WHAT TO WORK ON:
Output every line below exactly.
--- start of DATA LISTING ---
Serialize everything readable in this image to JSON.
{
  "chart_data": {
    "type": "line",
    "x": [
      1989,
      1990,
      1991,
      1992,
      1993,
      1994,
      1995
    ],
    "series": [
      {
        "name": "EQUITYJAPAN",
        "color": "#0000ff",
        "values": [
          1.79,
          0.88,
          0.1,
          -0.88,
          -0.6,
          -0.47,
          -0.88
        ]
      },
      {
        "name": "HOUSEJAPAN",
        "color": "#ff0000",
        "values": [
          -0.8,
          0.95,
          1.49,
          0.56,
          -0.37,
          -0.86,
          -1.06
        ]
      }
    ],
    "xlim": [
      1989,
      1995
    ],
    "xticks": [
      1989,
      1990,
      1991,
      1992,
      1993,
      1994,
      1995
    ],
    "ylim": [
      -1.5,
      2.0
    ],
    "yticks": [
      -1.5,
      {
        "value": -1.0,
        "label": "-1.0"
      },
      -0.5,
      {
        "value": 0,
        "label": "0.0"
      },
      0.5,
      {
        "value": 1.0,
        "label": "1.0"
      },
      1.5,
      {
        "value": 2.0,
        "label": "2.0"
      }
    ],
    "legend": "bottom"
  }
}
--- end of DATA LISTING ---
OUTPUT:
Serialize everything readable in this image to JSON.
{
  "chart_data": {
    "type": "line",
    "x": [
      1989,
      1990,
      1991,
      1992,
      1993,
      1994,
      1995
    ],
    "series": [
      {
        "name": "EQUITYJAPAN",
        "color": "#0000ff",
        "values": [
          1.79,
          0.88,
          0.1,
          -0.88,
          -0.6,
          -0.47,
          -0.88
        ]
      },
      {
        "name": "HOUSEJAPAN",
        "color": "#ff0000",
        "values": [
          -0.8,
          0.95,
          1.49,
          0.56,
          -0.37,
          -0.86,
          -1.06
        ]
      }
    ],
    "xlim": [
      1989,
      1995
    ],
    "xticks": [
      1989,
      1990,
      1991,
      1992,
      1993,
      1994,
      1995
    ],
    "ylim": [
      -1.5,
      2.0
    ],
    "yticks": [
      -1.5,
      {
        "value": -1.0,
        "label": "-1.0"
      },
      -0.5,
      {
        "value": 0,
        "label": "0.0"
      },
      0.5,
      {
        "value": 1.0,
        "label": "1.0"
      },
      1.5,
      {
        "value": 2.0,
        "label": "2.0"
      }
    ],
    "legend": "bottom"
  }
}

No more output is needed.